▶ _AIM OF THE TASK_
Restate each line word for word. Leave out every picture.

▶ _Records contained in a dataset_
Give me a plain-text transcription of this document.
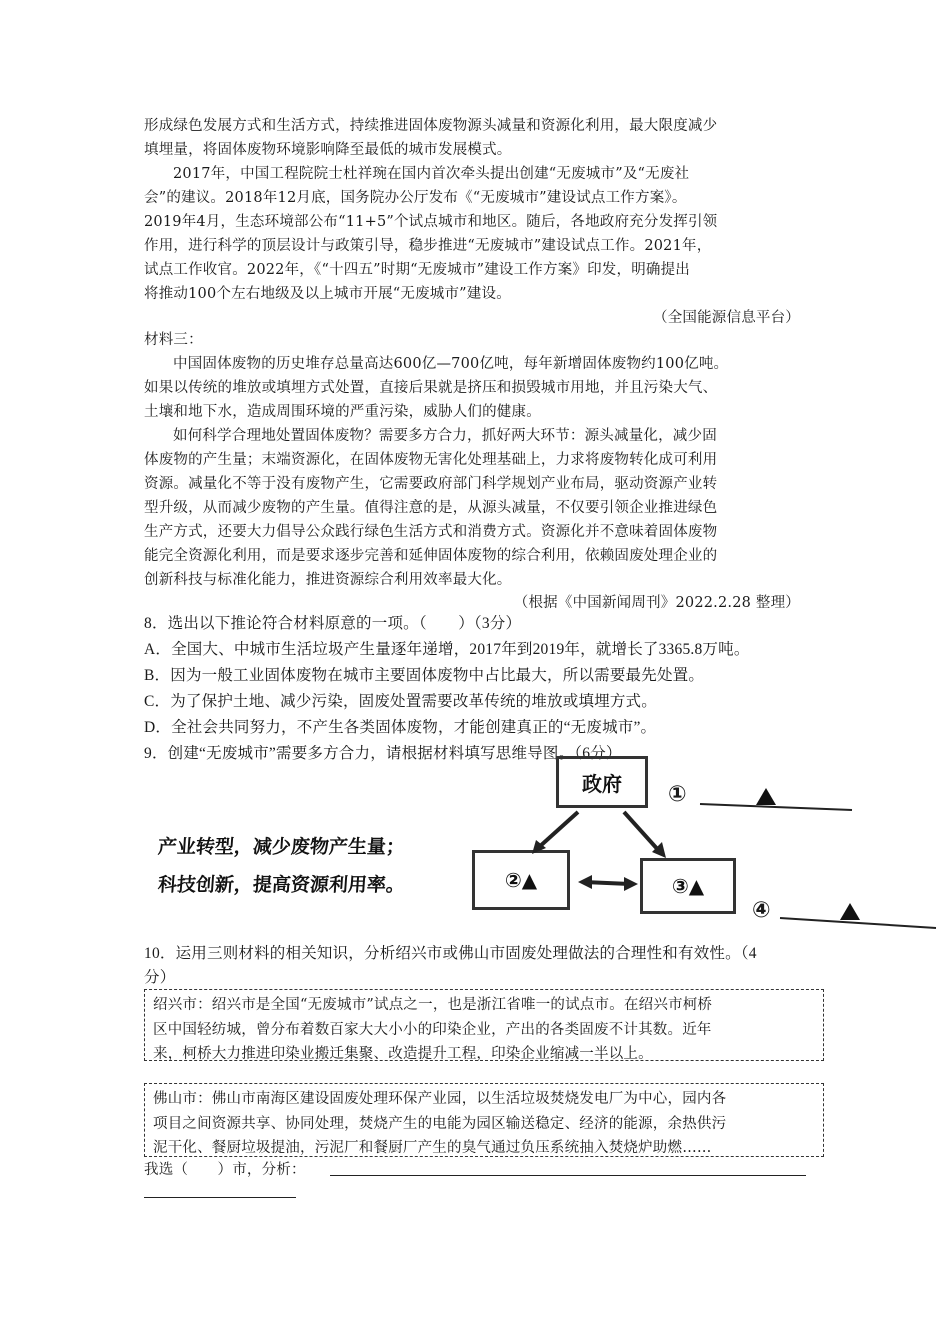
形成绿色发展方式和生活方式，持续推进固体废物源头减量和资源化利用，最大限度减少
填埋量，将固体废物环境影响降至最低的城市发展模式。
2017年，中国工程院院士杜祥琬在国内首次牵头提出创建“无废城市”及“无废社
会”的建议。2018年12月底，国务院办公厅发布《“无废城市”建设试点工作方案》。
2019年4月，生态环境部公布“11+5”个试点城市和地区。随后，各地政府充分发挥引领
作用，进行科学的顶层设计与政策引导，稳步推进“无废城市”建设试点工作。2021年，
试点工作收官。2022年，《“十四五”时期“无废城市”建设工作方案》印发，明确提出
将推动100个左右地级及以上城市开展“无废城市”建设。
（全国能源信息平台）
材料三：
中国固体废物的历史堆存总量高达600亿—700亿吨，每年新增固体废物约100亿吨。
如果以传统的堆放或填埋方式处置，直接后果就是挤压和损毁城市用地，并且污染大气、
土壤和地下水，造成周围环境的严重污染，威胁人们的健康。
如何科学合理地处置固体废物？需要多方合力，抓好两大环节：源头减量化，减少固
体废物的产生量；末端资源化，在固体废物无害化处理基础上，力求将废物转化成可利用
资源。减量化不等于没有废物产生，它需要政府部门科学规划产业布局，驱动资源产业转
型升级，从而减少废物的产生量。值得注意的是，从源头减量，不仅要引领企业推进绿色
生产方式，还要大力倡导公众践行绿色生活方式和消费方式。资源化并不意味着固体废物
能完全资源化利用，而是要求逐步完善和延伸固体废物的综合利用，依赖固废处理企业的
创新科技与标准化能力，推进资源综合利用效率最大化。
（根据《中国新闻周刊》2022.2.28 整理）
8．选出以下推论符合材料原意的一项。（　　）（3分）
A．全国大、中城市生活垃圾产生量逐年递增，2017年到2019年，就增长了3365.8万吨。
B．因为一般工业固体废物在城市主要固体废物中占比最大，所以需要最先处置。
C．为了保护土地、减少污染，固废处置需要改革传统的堆放或填埋方式。
D．全社会共同努力，不产生各类固体废物，才能创建真正的“无废城市”。
9．创建“无废城市”需要多方合力，请根据材料填写思维导图。（6分）
产业转型，减少废物产生量；
科技创新，提高资源利用率。
政府
②▲	③▲
①
④
10．运用三则材料的相关知识，分析绍兴市或佛山市固废处理做法的合理性和有效性。（4
分）
绍兴市：绍兴市是全国“无废城市”试点之一，也是浙江省唯一的试点市。在绍兴市柯桥
区中国轻纺城，曾分布着数百家大大小小的印染企业，产出的各类固废不计其数。近年
来，柯桥大力推进印染业搬迁集聚、改造提升工程，印染企业缩减一半以上。
佛山市：佛山市南海区建设固废处理环保产业园，以生活垃圾焚烧发电厂为中心，园内各
项目之间资源共享、协同处理，焚烧产生的电能为园区输送稳定、经济的能源，余热供污
泥干化、餐厨垃圾提油，污泥厂和餐厨厂产生的臭气通过负压系统抽入焚烧炉助燃……
我选（　　）市，分析：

▶ _ANSWER_
Give me a plain-text transcription of this document.
形成绿色发展方式和生活方式，持续推进固体废物源头减量和资源化利用，最大限度减少
填埋量，将固体废物环境影响降至最低的城市发展模式。
2017年，中国工程院院士杜祥琬在国内首次牵头提出创建“无废城市”及“无废社
会”的建议。2018年12月底，国务院办公厅发布《“无废城市”建设试点工作方案》。
2019年4月，生态环境部公布“11+5”个试点城市和地区。随后，各地政府充分发挥引领
作用，进行科学的顶层设计与政策引导，稳步推进“无废城市”建设试点工作。2021年，
试点工作收官。2022年，《“十四五”时期“无废城市”建设工作方案》印发，明确提出
将推动100个左右地级及以上城市开展“无废城市”建设。
（全国能源信息平台）
材料三：
中国固体废物的历史堆存总量高达600亿—700亿吨，每年新增固体废物约100亿吨。
如果以传统的堆放或填埋方式处置，直接后果就是挤压和损毁城市用地，并且污染大气、
土壤和地下水，造成周围环境的严重污染，威胁人们的健康。
如何科学合理地处置固体废物？需要多方合力，抓好两大环节：源头减量化，减少固
体废物的产生量；末端资源化，在固体废物无害化处理基础上，力求将废物转化成可利用
资源。减量化不等于没有废物产生，它需要政府部门科学规划产业布局，驱动资源产业转
型升级，从而减少废物的产生量。值得注意的是，从源头减量，不仅要引领企业推进绿色
生产方式，还要大力倡导公众践行绿色生活方式和消费方式。资源化并不意味着固体废物
能完全资源化利用，而是要求逐步完善和延伸固体废物的综合利用，依赖固废处理企业的
创新科技与标准化能力，推进资源综合利用效率最大化。
（根据《中国新闻周刊》2022.2.28 整理）
8．选出以下推论符合材料原意的一项。（　　）（3分）
A．全国大、中城市生活垃圾产生量逐年递增，2017年到2019年，就增长了3365.8万吨。
B．因为一般工业固体废物在城市主要固体废物中占比最大，所以需要最先处置。
C．为了保护土地、减少污染，固废处置需要改革传统的堆放或填埋方式。
D．全社会共同努力，不产生各类固体废物，才能创建真正的“无废城市”。
9．创建“无废城市”需要多方合力，请根据材料填写思维导图。（6分）
产业转型，减少废物产生量；
科技创新，提高资源利用率。
政府
②▲	③▲
①
④
10．运用三则材料的相关知识，分析绍兴市或佛山市固废处理做法的合理性和有效性。（4
分）
绍兴市：绍兴市是全国“无废城市”试点之一，也是浙江省唯一的试点市。在绍兴市柯桥
区中国轻纺城，曾分布着数百家大大小小的印染企业，产出的各类固废不计其数。近年
来，柯桥大力推进印染业搬迁集聚、改造提升工程，印染企业缩减一半以上。
佛山市：佛山市南海区建设固废处理环保产业园，以生活垃圾焚烧发电厂为中心，园内各
项目之间资源共享、协同处理，焚烧产生的电能为园区输送稳定、经济的能源，余热供污
泥干化、餐厨垃圾提油，污泥厂和餐厨厂产生的臭气通过负压系统抽入焚烧炉助燃……
我选（　　）市，分析：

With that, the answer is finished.